--- BEGIN Data in this exercise ---
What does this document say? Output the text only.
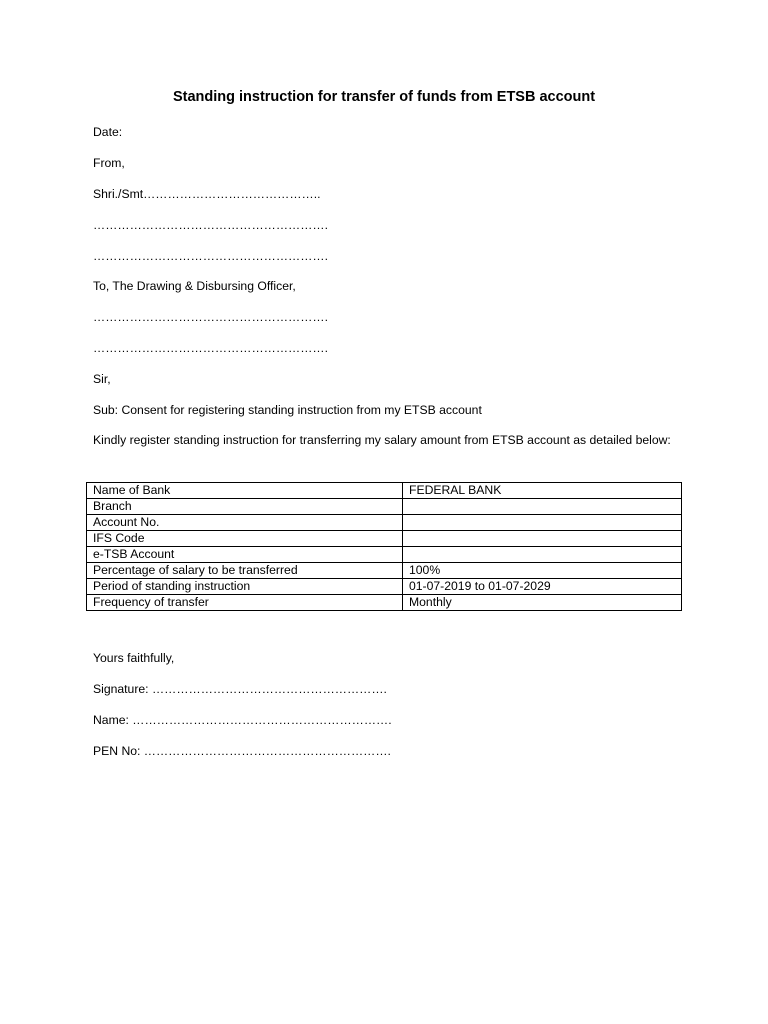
Standing instruction for transfer of funds from ETSB account
Date:
From,
Shri./Smt……………………………………..
………………………………………………….
………………………………………………….
To, The Drawing & Disbursing Officer,
………………………………………………….
………………………………………………….
Sir,
Sub: Consent for registering standing instruction from my ETSB account
Kindly register standing instruction for transferring my salary amount from ETSB account as detailed below:
Name of Bank	FEDERAL BANK
Branch	
Account No.	
IFS Code	
e-TSB Account	
Percentage of salary to be transferred	100%
Period of standing instruction	01-07-2019 to 01-07-2029
Frequency of transfer	Monthly
Yours faithfully,
Signature: ………………………………………………….
Name: ……………………………………………………….
PEN No: …………………………………………………….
--- END Data in this exercise ---
> _Brief_: Find every line that includes the string "instruction". Report how many there are and nothing else.

> _Output for this exercise_: 4